CONSIGNE 1
Pour chacune des affirmations (a), (b) et (c), indiquez par oui ou par non si elle concorde avec l'extrait sur l'État, en citant à l'identique les mots du texte qui tranchent. (a) L'État est issu d'une solution scientifique plutôt que d'une aventure empirique. (b) L'extrait rapproche l'État régalien du Golem. (c) D'après l'extrait, s'adapter aurait été en quelque sorte périr.
CONSIGNE 2
Dans l'extrait sur l'État, à quoi l'État est-il comparé quand il lui revient de s'adapter ou de se maintenir ?

EXTRAIT DU TEXTE

L'Etat, c'est l'Etat !, par Patrice C.
Etat, mon bel Etat
A la fois révéré et haï, à la fois mère et père, à
la fois recherché et rejeté, à la fois puissance et médisance, source de repos
et de tous les maux. Celui à qui l'on doit dire merci quelquefois, et fuir et
honnir de plus en plus souvent. Tel est le statut non défini que doit assumer
l'Etat.
Volonté tutélaire non assumée ou pierre angulaire de
la société toujours en marche, il est l'exutoire de toutes les insatisfactions,
de tous les espoirs refoulés et mal placés, mais aussi de toutes les ambitions,
et à ce titre suspect. Adoré par les uns à qui l'on peut reprocher leur trop
grand empressement, confinant quelquefois à l'adoration, et regardé avec
suspicion voire défiance et méfiance, car affublé de tous les pouvoirs — proches de turpitudes tant il est soupçonné
d'intrigues — et de toutes les vilenies à cause des espoirs déçus placés à
son égard, l'Etat régalien a quelque chose du Golem.
Longtemps abscons, car ne relevant pas de
l'institutionnalisation, mais de la force brutale pure et dure et à ce titre
abominé, il devint petit à petit le père protecteur recherché puis honni car
trop exigeant et pas assez rassurant. Le prix à payer s'est vite avéré trop élevé
et le retour sur placement et espoirs pas assez affirmé. Il a fallu attendre et
attendre encore la montée en puissance de la pression populaire pour arriver au
terme du mûrissement. L'Etat n'est pas un objet désincarné depuis cette époque
où il fut enfanté et accouché par les populations des pays qui, après moult
expériences et espoirs souvent mal placés, sont parvenues à peaufiner le projet
pour le mener là où l'on souhaitait le voir et tel qu'on le souhaitait. L'Etat
est né d'une aventure empirique plus que d'une solution scientifique. Cela lui
confère de fait une antériorité bienveillante et une respectabilité acquise par
l'usage. Etonnez-vous après cette gestation qu'il se retrouve confronté à une
évolution que certains rebaptisent modernisme… Car telle est la preuve de sa
vie. Comme toute création et élaboration induite par l'évolution des idées et
des mœurs, l'Etat ne pouvait qu'essuyer la tempête du temps qui passe. A charge
pour lui, tel un navire à voiles, de s'adapter ou de se maintenir.
S'adapter, c'eut été en quelque sorte périr tant les
vents peuvent vous façonner, vous triturer, vous malmener et finalement faire
de vous ce que les éléments ont décidé qu'il sera fait. Résister, c'est la
gloire assurée lorsque l'on vainc, l'oubli assumé si l'on périt. Dans ces
moments difficiles que sont ceux durant lesquels il faut choisir se révèle la
personnalité, la viabilité du projet et sa durabilité. On ne respecte que ceux
qui, contre vents et marées, s'en sortent la tête haute. Le caractère, le
tempérament et son affirmation sont à ce prix. Qu'il est difficile d'avoir ou
de vouloir avoir raison contre les apparences, contre tous. Pour installé qu'il
soit, l'Etat n'en est pas pour autant tranquille, si ce n'est de son acquis de
puissance tutélaire révélée. Il lui faut désormais faire face.

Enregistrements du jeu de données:
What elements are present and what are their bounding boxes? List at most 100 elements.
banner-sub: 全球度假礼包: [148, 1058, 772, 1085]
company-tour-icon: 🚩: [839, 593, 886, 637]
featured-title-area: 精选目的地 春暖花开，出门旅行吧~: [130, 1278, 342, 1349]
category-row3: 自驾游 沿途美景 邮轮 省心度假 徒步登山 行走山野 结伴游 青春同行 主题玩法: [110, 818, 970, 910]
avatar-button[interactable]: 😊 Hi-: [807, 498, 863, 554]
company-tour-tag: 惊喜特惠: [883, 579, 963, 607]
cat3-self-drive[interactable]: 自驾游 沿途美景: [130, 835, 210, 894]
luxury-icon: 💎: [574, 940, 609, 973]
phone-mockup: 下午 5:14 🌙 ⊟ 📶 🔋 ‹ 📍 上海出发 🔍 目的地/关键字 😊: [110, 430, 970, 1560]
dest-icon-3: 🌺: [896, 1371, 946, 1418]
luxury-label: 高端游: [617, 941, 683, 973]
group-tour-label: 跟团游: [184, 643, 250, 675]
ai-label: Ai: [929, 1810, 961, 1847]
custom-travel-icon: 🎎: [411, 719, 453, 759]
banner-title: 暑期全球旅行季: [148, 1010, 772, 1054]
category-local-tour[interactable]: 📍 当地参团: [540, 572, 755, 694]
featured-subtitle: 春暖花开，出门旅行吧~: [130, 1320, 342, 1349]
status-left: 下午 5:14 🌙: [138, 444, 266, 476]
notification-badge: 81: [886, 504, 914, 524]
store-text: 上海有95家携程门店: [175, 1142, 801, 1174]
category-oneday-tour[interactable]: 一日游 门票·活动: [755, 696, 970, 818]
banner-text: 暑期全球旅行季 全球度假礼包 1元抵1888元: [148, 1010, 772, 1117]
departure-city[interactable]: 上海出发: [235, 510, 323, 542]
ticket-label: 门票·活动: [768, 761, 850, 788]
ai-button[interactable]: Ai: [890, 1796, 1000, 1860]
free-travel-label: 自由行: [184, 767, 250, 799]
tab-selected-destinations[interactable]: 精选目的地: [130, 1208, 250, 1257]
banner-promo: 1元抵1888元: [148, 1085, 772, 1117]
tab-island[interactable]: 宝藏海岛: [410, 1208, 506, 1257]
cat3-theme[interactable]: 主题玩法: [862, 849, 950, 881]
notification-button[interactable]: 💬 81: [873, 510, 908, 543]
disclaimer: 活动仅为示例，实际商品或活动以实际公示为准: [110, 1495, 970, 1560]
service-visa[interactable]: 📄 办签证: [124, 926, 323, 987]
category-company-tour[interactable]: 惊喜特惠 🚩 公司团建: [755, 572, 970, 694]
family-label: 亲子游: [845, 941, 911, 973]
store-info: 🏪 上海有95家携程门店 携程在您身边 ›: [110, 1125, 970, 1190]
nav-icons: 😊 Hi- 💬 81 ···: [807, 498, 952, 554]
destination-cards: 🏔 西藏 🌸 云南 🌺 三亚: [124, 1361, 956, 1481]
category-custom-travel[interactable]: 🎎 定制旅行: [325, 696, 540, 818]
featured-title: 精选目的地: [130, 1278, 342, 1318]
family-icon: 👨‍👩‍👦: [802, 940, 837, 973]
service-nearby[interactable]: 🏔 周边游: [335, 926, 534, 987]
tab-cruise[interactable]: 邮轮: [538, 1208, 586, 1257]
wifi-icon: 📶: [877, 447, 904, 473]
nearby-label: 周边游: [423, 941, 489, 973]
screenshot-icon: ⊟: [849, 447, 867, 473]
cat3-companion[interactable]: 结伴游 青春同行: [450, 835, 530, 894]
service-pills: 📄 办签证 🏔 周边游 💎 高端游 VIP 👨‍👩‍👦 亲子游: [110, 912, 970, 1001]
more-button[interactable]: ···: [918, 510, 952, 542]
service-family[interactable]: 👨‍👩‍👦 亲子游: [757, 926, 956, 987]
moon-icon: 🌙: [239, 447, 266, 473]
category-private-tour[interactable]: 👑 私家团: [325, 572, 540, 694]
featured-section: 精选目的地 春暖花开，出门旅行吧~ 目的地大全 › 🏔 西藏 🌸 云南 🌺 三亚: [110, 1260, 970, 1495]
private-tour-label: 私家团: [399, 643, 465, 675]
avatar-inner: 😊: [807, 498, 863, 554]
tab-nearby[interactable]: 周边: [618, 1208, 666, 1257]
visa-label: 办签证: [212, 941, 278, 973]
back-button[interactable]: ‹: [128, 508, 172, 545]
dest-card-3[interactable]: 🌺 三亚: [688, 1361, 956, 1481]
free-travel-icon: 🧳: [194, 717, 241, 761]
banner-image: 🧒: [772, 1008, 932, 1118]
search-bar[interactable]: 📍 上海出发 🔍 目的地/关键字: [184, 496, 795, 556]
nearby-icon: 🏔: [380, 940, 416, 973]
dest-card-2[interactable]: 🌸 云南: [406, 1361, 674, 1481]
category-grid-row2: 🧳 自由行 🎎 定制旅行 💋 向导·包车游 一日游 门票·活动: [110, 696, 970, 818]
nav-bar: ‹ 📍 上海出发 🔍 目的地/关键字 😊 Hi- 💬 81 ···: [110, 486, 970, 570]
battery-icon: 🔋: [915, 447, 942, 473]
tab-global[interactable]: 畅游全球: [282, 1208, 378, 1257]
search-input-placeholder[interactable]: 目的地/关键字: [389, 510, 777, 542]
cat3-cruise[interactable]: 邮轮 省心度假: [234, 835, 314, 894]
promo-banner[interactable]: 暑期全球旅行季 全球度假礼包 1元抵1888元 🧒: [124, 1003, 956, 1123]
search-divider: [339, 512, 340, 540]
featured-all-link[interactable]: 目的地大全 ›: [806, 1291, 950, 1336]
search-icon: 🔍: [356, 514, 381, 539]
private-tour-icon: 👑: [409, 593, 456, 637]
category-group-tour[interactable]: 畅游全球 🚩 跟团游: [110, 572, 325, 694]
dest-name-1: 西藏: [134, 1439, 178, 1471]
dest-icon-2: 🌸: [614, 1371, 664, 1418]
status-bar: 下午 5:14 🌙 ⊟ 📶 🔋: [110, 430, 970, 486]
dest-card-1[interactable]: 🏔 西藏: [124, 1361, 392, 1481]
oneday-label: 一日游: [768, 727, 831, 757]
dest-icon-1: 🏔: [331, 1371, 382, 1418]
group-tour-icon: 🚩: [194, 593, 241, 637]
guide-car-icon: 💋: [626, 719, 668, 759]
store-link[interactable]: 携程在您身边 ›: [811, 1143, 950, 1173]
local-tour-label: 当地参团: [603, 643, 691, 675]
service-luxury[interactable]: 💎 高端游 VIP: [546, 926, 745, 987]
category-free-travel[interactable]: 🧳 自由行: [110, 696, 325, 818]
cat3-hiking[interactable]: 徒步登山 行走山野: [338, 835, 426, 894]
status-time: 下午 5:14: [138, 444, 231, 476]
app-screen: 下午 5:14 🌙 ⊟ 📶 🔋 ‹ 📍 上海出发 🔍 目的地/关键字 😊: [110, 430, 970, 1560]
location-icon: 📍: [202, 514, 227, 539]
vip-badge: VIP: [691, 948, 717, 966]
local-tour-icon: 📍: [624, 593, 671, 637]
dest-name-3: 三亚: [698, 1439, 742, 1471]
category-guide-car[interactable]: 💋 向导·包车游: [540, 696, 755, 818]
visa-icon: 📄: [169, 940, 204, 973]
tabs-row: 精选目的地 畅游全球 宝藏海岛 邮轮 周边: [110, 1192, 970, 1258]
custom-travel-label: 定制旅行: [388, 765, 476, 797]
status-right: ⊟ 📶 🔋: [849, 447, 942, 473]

RÉSULTAT 1
(a) Non : « L'Etat est né d'une aventure empirique plus que d'une solution scientifique. »
(b) Oui : « l'Etat régalien a quelque chose du Golem ».
(c) Oui : « S'adapter, c'eut été en quelque sorte périr ».

RÉSULTAT 2
À un navire à voiles.